▶ [Text segment]

* Begin *

[Top][All Lists]
[Date Prev][Date Next][Thread Prev][Thread Next][Date Index][Thread Index]
Re: [Gnu-arch-users] [PATCH] arch speedups on big trees
From: |
Andrew Suffield |
Subject: |
Re: [Gnu-arch-users] [PATCH] arch speedups on big trees |
Date: |
Fri, 19 Dec 2003 19:19:21 +0000 |
User-agent: |
Mutt/1.5.4i |
On Fri, Dec 19, 2003 at 11:08:45AM -0800, Tom Lord wrote:
>
>
> > From: Chris Mason <address@hidden>
>
> > I've been playing around with a few ideas to improve arch performance on
> > large source trees, mostly in the area of applying changesets, and
> > creating changesets. I've got a sample archive here with 100 changesets
> > on top of the linux 2.6 kernel, and vanilla arch takes a number of
> > minutes to apply them all (15-30 seconds per changeset via tla replay)

* End *

▶ [Exercise materials]
* Begin *

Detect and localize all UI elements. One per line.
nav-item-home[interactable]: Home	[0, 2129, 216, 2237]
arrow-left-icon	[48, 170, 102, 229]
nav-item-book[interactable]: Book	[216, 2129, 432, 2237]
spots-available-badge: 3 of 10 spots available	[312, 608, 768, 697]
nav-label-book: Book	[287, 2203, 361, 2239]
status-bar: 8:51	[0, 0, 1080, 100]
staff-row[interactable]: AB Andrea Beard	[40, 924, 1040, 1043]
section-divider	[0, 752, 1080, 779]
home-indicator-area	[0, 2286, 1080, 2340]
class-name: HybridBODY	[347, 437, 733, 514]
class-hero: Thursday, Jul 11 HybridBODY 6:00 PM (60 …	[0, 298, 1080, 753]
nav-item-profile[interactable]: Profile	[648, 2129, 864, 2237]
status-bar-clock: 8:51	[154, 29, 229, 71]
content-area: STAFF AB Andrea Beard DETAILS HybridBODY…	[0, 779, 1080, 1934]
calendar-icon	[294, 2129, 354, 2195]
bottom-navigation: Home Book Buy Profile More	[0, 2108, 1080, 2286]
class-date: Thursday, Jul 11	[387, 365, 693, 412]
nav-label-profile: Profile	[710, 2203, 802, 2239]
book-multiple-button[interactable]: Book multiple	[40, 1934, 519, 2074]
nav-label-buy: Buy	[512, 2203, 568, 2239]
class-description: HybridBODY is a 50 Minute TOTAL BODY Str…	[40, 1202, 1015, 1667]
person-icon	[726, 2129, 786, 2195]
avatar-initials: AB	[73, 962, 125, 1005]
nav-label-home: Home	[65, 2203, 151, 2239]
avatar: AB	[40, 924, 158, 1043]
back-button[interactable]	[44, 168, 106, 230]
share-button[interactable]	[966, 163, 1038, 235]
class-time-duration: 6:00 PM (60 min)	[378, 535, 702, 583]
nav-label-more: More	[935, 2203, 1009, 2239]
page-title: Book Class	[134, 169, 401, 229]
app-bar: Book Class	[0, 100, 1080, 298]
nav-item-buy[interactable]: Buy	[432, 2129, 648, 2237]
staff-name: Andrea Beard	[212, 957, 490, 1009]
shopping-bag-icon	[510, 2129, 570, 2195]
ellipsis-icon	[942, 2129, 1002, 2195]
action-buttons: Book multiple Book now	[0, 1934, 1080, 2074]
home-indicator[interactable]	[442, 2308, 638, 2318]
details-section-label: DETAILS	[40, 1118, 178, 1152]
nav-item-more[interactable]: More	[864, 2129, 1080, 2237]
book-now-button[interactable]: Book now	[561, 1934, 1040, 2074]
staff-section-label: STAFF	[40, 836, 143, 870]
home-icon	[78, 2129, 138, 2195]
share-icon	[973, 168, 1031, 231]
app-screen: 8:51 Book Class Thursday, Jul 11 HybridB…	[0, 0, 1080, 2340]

* End *

▶ [Directives]
A) Print everything in the records from their start down through the line containing "2286, 1080, 2340]", both ends included, exactly as it appears.
B) Carry on the mailing-list message about arch speedups on big trees from the point where it stops.

▶ [The responses]
A)
Detect and localize all UI elements. One per line.
nav-item-home[interactable]: Home	[0, 2129, 216, 2237]
arrow-left-icon	[48, 170, 102, 229]
nav-item-book[interactable]: Book	[216, 2129, 432, 2237]
spots-available-badge: 3 of 10 spots available	[312, 608, 768, 697]
nav-label-book: Book	[287, 2203, 361, 2239]
status-bar: 8:51	[0, 0, 1080, 100]
staff-row[interactable]: AB Andrea Beard	[40, 924, 1040, 1043]
section-divider	[0, 752, 1080, 779]
home-indicator-area	[0, 2286, 1080, 2340]

B)
>
> > This is primarily because arch is doing an inventory of the source tree
> > before each changeset, my patch changes things to inventory only the
> > files touched by the changeset instead. It sends a table of the
> > candidate files to the inventory funcs, and this brings the time to
> > replay my 100 changesets to ~4 seconds.
>
> Holy crap! Really?
This feels intuitively right to me (ie, order of magnitude is
reasonable). I'm fairly sure I've noted before now that inventory and
the inode-sigs check are still the things that tla spends most of its
time doing on non-trivial trees - it's better than it was, and now
"fast enough" for small trees, but there's still some way to
go. stat() is slow, and open()/read() even slower.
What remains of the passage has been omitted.